▶ [Exercise task] Write the listing out again, all of it, word for word.

[Data entries for graphics]
+--
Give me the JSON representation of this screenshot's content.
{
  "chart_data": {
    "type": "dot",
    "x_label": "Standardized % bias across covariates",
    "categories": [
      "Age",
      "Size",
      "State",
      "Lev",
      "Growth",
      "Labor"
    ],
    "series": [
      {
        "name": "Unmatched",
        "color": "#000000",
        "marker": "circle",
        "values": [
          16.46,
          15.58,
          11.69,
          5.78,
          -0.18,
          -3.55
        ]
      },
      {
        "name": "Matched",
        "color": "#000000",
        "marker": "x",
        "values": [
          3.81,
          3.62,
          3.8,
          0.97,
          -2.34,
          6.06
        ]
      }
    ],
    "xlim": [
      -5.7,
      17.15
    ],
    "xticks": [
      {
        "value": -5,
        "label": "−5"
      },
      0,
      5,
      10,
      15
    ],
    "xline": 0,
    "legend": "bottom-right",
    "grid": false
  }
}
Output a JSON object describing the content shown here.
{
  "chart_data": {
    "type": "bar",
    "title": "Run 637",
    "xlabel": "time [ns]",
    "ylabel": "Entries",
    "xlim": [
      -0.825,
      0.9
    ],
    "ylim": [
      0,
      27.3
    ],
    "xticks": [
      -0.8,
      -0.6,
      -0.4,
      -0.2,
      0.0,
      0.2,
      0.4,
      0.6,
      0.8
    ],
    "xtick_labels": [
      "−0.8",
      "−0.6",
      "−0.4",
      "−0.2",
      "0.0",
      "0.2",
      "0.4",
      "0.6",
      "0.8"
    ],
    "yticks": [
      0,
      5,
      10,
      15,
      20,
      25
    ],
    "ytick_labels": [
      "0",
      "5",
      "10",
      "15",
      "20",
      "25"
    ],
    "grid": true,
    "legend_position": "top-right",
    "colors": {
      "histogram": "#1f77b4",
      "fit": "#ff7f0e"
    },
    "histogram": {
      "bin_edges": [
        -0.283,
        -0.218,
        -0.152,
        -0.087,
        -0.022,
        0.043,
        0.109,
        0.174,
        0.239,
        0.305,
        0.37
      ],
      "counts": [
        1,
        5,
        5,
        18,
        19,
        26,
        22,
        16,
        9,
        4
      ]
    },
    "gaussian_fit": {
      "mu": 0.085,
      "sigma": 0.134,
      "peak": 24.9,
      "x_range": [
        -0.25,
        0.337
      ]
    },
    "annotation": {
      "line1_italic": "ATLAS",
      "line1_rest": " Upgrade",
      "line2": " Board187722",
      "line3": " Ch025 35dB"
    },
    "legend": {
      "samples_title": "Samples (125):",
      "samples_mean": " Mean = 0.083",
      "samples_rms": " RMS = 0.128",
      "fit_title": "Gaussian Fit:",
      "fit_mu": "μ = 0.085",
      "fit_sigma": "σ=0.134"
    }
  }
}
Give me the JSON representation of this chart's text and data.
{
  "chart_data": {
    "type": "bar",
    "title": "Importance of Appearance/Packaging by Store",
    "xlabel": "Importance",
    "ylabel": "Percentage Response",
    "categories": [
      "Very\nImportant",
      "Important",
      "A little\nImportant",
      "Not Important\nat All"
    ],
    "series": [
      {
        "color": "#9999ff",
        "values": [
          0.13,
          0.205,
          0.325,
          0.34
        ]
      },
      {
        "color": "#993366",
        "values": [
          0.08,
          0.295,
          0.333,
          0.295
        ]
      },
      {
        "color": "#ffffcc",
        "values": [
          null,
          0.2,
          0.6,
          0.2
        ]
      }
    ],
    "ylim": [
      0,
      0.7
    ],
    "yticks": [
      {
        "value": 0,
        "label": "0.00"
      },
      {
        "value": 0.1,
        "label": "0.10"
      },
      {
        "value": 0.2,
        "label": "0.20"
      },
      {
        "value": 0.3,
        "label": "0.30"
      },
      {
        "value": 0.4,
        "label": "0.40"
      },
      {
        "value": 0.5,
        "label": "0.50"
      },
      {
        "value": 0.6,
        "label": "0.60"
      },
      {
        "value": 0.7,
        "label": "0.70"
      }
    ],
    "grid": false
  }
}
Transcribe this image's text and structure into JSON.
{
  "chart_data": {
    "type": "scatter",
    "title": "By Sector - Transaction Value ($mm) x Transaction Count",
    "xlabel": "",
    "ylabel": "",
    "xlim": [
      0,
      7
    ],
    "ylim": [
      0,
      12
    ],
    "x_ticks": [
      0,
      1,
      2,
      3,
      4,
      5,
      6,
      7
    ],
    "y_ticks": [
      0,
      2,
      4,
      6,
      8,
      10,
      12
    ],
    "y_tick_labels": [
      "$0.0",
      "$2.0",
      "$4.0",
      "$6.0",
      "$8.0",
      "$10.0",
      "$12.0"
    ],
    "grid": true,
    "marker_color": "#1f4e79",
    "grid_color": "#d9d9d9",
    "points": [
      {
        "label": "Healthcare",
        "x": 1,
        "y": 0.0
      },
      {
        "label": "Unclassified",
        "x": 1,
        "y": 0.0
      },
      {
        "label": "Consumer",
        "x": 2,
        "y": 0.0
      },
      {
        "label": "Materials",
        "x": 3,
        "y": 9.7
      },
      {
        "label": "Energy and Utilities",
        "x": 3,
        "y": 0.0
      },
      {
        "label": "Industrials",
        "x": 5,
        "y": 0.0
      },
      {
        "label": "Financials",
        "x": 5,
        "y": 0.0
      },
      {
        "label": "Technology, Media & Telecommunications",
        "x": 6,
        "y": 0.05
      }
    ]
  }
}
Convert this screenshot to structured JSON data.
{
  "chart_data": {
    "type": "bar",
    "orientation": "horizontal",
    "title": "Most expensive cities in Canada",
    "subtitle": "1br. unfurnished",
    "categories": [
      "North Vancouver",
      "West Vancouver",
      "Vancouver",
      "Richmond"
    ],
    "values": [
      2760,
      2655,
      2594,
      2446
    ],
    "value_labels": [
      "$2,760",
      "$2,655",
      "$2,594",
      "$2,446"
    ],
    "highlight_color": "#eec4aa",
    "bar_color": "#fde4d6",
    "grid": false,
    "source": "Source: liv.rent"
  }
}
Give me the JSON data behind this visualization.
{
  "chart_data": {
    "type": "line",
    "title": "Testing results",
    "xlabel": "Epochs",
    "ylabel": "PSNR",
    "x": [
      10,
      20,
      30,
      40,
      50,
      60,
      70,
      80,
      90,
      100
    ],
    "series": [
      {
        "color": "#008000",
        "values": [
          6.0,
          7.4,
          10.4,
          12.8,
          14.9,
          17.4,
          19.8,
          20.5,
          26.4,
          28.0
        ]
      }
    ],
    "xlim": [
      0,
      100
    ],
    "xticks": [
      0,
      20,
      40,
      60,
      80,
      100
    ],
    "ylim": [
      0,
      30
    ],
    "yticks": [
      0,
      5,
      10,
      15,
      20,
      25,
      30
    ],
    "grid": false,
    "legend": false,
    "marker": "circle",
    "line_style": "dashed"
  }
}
+--
▶ [Task result]
Give me the JSON representation of this screenshot's content.
{
  "chart_data": {
    "type": "dot",
    "x_label": "Standardized % bias across covariates",
    "categories": [
      "Age",
      "Size",
      "State",
      "Lev",
      "Growth",
      "Labor"
    ],
    "series": [
      {
        "name": "Unmatched",
        "color": "#000000",
        "marker": "circle",
        "values": [
          16.46,
          15.58,
          11.69,
          5.78,
          -0.18,
          -3.55
        ]
      },
      {
        "name": "Matched",
        "color": "#000000",
        "marker": "x",
        "values": [
          3.81,
          3.62,
          3.8,
          0.97,
          -2.34,
          6.06
        ]
      }
    ],
    "xlim": [
      -5.7,
      17.15
    ],
    "xticks": [
      {
        "value": -5,
        "label": "−5"
      },
      0,
      5,
      10,
      15
    ],
    "xline": 0,
    "legend": "bottom-right",
    "grid": false
  }
}
Output a JSON object describing the content shown here.
{
  "chart_data": {
    "type": "bar",
    "title": "Run 637",
    "xlabel": "time [ns]",
    "ylabel": "Entries",
    "xlim": [
      -0.825,
      0.9
    ],
    "ylim": [
      0,
      27.3
    ],
    "xticks": [
      -0.8,
      -0.6,
      -0.4,
      -0.2,
      0.0,
      0.2,
      0.4,
      0.6,
      0.8
    ],
    "xtick_labels": [
      "−0.8",
      "−0.6",
      "−0.4",
      "−0.2",
      "0.0",
      "0.2",
      "0.4",
      "0.6",
      "0.8"
    ],
    "yticks": [
      0,
      5,
      10,
      15,
      20,
      25
    ],
    "ytick_labels": [
      "0",
      "5",
      "10",
      "15",
      "20",
      "25"
    ],
    "grid": true,
    "legend_position": "top-right",
    "colors": {
      "histogram": "#1f77b4",
      "fit": "#ff7f0e"
    },
    "histogram": {
      "bin_edges": [
        -0.283,
        -0.218,
        -0.152,
        -0.087,
        -0.022,
        0.043,
        0.109,
        0.174,
        0.239,
        0.305,
        0.37
      ],
      "counts": [
        1,
        5,
        5,
        18,
        19,
        26,
        22,
        16,
        9,
        4
      ]
    },
    "gaussian_fit": {
      "mu": 0.085,
      "sigma": 0.134,
      "peak": 24.9,
      "x_range": [
        -0.25,
        0.337
      ]
    },
    "annotation": {
      "line1_italic": "ATLAS",
      "line1_rest": " Upgrade",
      "line2": " Board187722",
      "line3": " Ch025 35dB"
    },
    "legend": {
      "samples_title": "Samples (125):",
      "samples_mean": " Mean = 0.083",
      "samples_rms": " RMS = 0.128",
      "fit_title": "Gaussian Fit:",
      "fit_mu": "μ = 0.085",
      "fit_sigma": "σ=0.134"
    }
  }
}
Give me the JSON representation of this chart's text and data.
{
  "chart_data": {
    "type": "bar",
    "title": "Importance of Appearance/Packaging by Store",
    "xlabel": "Importance",
    "ylabel": "Percentage Response",
    "categories": [
      "Very\nImportant",
      "Important",
      "A little\nImportant",
      "Not Important\nat All"
    ],
    "series": [
      {
        "color": "#9999ff",
        "values": [
          0.13,
          0.205,
          0.325,
          0.34
        ]
      },
      {
        "color": "#993366",
        "values": [
          0.08,
          0.295,
          0.333,
          0.295
        ]
      },
      {
        "color": "#ffffcc",
        "values": [
          null,
          0.2,
          0.6,
          0.2
        ]
      }
    ],
    "ylim": [
      0,
      0.7
    ],
    "yticks": [
      {
        "value": 0,
        "label": "0.00"
      },
      {
        "value": 0.1,
        "label": "0.10"
      },
      {
        "value": 0.2,
        "label": "0.20"
      },
      {
        "value": 0.3,
        "label": "0.30"
      },
      {
        "value": 0.4,
        "label": "0.40"
      },
      {
        "value": 0.5,
        "label": "0.50"
      },
      {
        "value": 0.6,
        "label": "0.60"
      },
      {
        "value": 0.7,
        "label": "0.70"
      }
    ],
    "grid": false
  }
}
Transcribe this image's text and structure into JSON.
{
  "chart_data": {
    "type": "scatter",
    "title": "By Sector - Transaction Value ($mm) x Transaction Count",
    "xlabel": "",
    "ylabel": "",
    "xlim": [
      0,
      7
    ],
    "ylim": [
      0,
      12
    ],
    "x_ticks": [
      0,
      1,
      2,
      3,
      4,
      5,
      6,
      7
    ],
    "y_ticks": [
      0,
      2,
      4,
      6,
      8,
      10,
      12
    ],
    "y_tick_labels": [
      "$0.0",
      "$2.0",
      "$4.0",
      "$6.0",
      "$8.0",
      "$10.0",
      "$12.0"
    ],
    "grid": true,
    "marker_color": "#1f4e79",
    "grid_color": "#d9d9d9",
    "points": [
      {
        "label": "Healthcare",
        "x": 1,
        "y": 0.0
      },
      {
        "label": "Unclassified",
        "x": 1,
        "y": 0.0
      },
      {
        "label": "Consumer",
        "x": 2,
        "y": 0.0
      },
      {
        "label": "Materials",
        "x": 3,
        "y": 9.7
      },
      {
        "label": "Energy and Utilities",
        "x": 3,
        "y": 0.0
      },
      {
        "label": "Industrials",
        "x": 5,
        "y": 0.0
      },
      {
        "label": "Financials",
        "x": 5,
        "y": 0.0
      },
      {
        "label": "Technology, Media & Telecommunications",
        "x": 6,
        "y": 0.05
      }
    ]
  }
}
Convert this screenshot to structured JSON data.
{
  "chart_data": {
    "type": "bar",
    "orientation": "horizontal",
    "title": "Most expensive cities in Canada",
    "subtitle": "1br. unfurnished",
    "categories": [
      "North Vancouver",
      "West Vancouver",
      "Vancouver",
      "Richmond"
    ],
    "values": [
      2760,
      2655,
      2594,
      2446
    ],
    "value_labels": [
      "$2,760",
      "$2,655",
      "$2,594",
      "$2,446"
    ],
    "highlight_color": "#eec4aa",
    "bar_color": "#fde4d6",
    "grid": false,
    "source": "Source: liv.rent"
  }
}
Give me the JSON data behind this visualization.
{
  "chart_data": {
    "type": "line",
    "title": "Testing results",
    "xlabel": "Epochs",
    "ylabel": "PSNR",
    "x": [
      10,
      20,
      30,
      40,
      50,
      60,
      70,
      80,
      90,
      100
    ],
    "series": [
      {
        "color": "#008000",
        "values": [
          6.0,
          7.4,
          10.4,
          12.8,
          14.9,
          17.4,
          19.8,
          20.5,
          26.4,
          28.0
        ]
      }
    ],
    "xlim": [
      0,
      100
    ],
    "xticks": [
      0,
      20,
      40,
      60,
      80,
      100
    ],
    "ylim": [
      0,
      30
    ],
    "yticks": [
      0,
      5,
      10,
      15,
      20,
      25,
      30
    ],
    "grid": false,
    "legend": false,
    "marker": "circle",
    "line_style": "dashed"
  }
}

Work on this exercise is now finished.